Exercise prompt: Extract the whole listing as it stands. Do not include the pictures.

Provided data:
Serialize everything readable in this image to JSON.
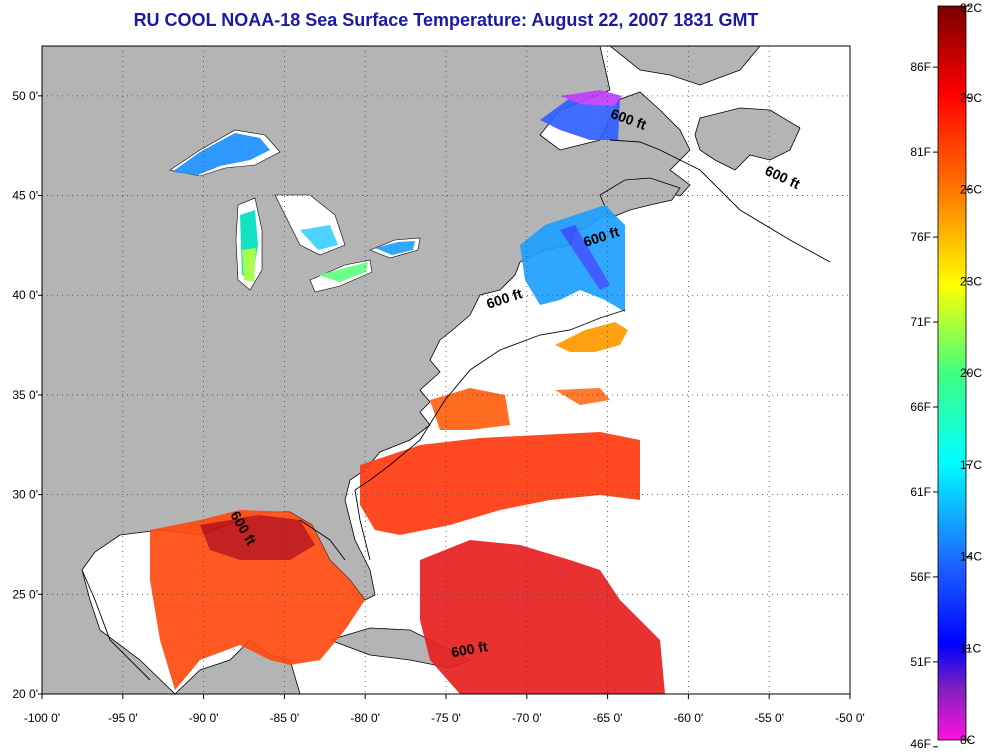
{
  "title": "RU COOL  NOAA-18  Sea Surface Temperature:  August 22, 2007 1831 GMT",
  "map": {
    "lon_range": [
      -100,
      -50
    ],
    "lat_range": [
      20,
      52.5
    ],
    "lon_ticks": [
      "-100 0'",
      "-95 0'",
      "-90 0'",
      "-85 0'",
      "-80 0'",
      "-75 0'",
      "-70 0'",
      "-65 0'",
      "-60 0'",
      "-55 0'",
      "-50 0'"
    ],
    "lat_ticks": [
      "50 0'",
      "45 0'",
      "40 0'",
      "35 0'",
      "30 0'",
      "25 0'",
      "20 0'"
    ],
    "land_color": "#b4b4b4",
    "ocean_color": "#ffffff",
    "grid": "dotted",
    "isobath_labels": [
      {
        "text": "600 ft",
        "lon": -63.8,
        "lat": 48.6,
        "angle": 20
      },
      {
        "text": "600 ft",
        "lon": -54.3,
        "lat": 45.7,
        "angle": 25
      },
      {
        "text": "600 ft",
        "lon": -65.3,
        "lat": 42.7,
        "angle": -18
      },
      {
        "text": "600 ft",
        "lon": -71.3,
        "lat": 39.6,
        "angle": -18
      },
      {
        "text": "600 ft",
        "lon": -87.8,
        "lat": 28.2,
        "angle": 60
      },
      {
        "text": "600 ft",
        "lon": -73.5,
        "lat": 22.0,
        "angle": -10
      }
    ]
  },
  "colorbar": {
    "celsius_labels": [
      "32C",
      "29C",
      "26C",
      "23C",
      "20C",
      "17C",
      "14C",
      "11C",
      "8C"
    ],
    "fahrenheit_labels": [
      "86F",
      "81F",
      "76F",
      "71F",
      "66F",
      "61F",
      "56F",
      "51F",
      "46F"
    ],
    "celsius_values": [
      32,
      29,
      26,
      23,
      20,
      17,
      14,
      11,
      8
    ],
    "fahrenheit_values": [
      86,
      81,
      76,
      71,
      66,
      61,
      56,
      51,
      46
    ],
    "range_c": [
      8,
      32
    ],
    "range_f": [
      46.4,
      89.6
    ],
    "gradient_colors": [
      "#8b0000",
      "#ff0000",
      "#ff8c00",
      "#ffff00",
      "#40ff80",
      "#00ffff",
      "#1e90ff",
      "#0000ff",
      "#8020c0",
      "#ff00ff"
    ]
  }
}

Completed task:
Serialize everything readable in this image to JSON.
{
  "title": "RU COOL  NOAA-18  Sea Surface Temperature:  August 22, 2007 1831 GMT",
  "map": {
    "lon_range": [
      -100,
      -50
    ],
    "lat_range": [
      20,
      52.5
    ],
    "lon_ticks": [
      "-100 0'",
      "-95 0'",
      "-90 0'",
      "-85 0'",
      "-80 0'",
      "-75 0'",
      "-70 0'",
      "-65 0'",
      "-60 0'",
      "-55 0'",
      "-50 0'"
    ],
    "lat_ticks": [
      "50 0'",
      "45 0'",
      "40 0'",
      "35 0'",
      "30 0'",
      "25 0'",
      "20 0'"
    ],
    "land_color": "#b4b4b4",
    "ocean_color": "#ffffff",
    "grid": "dotted",
    "isobath_labels": [
      {
        "text": "600 ft",
        "lon": -63.8,
        "lat": 48.6,
        "angle": 20
      },
      {
        "text": "600 ft",
        "lon": -54.3,
        "lat": 45.7,
        "angle": 25
      },
      {
        "text": "600 ft",
        "lon": -65.3,
        "lat": 42.7,
        "angle": -18
      },
      {
        "text": "600 ft",
        "lon": -71.3,
        "lat": 39.6,
        "angle": -18
      },
      {
        "text": "600 ft",
        "lon": -87.8,
        "lat": 28.2,
        "angle": 60
      },
      {
        "text": "600 ft",
        "lon": -73.5,
        "lat": 22.0,
        "angle": -10
      }
    ]
  },
  "colorbar": {
    "celsius_labels": [
      "32C",
      "29C",
      "26C",
      "23C",
      "20C",
      "17C",
      "14C",
      "11C",
      "8C"
    ],
    "fahrenheit_labels": [
      "86F",
      "81F",
      "76F",
      "71F",
      "66F",
      "61F",
      "56F",
      "51F",
      "46F"
    ],
    "celsius_values": [
      32,
      29,
      26,
      23,
      20,
      17,
      14,
      11,
      8
    ],
    "fahrenheit_values": [
      86,
      81,
      76,
      71,
      66,
      61,
      56,
      51,
      46
    ],
    "range_c": [
      8,
      32
    ],
    "range_f": [
      46.4,
      89.6
    ],
    "gradient_colors": [
      "#8b0000",
      "#ff0000",
      "#ff8c00",
      "#ffff00",
      "#40ff80",
      "#00ffff",
      "#1e90ff",
      "#0000ff",
      "#8020c0",
      "#ff00ff"
    ]
  }
}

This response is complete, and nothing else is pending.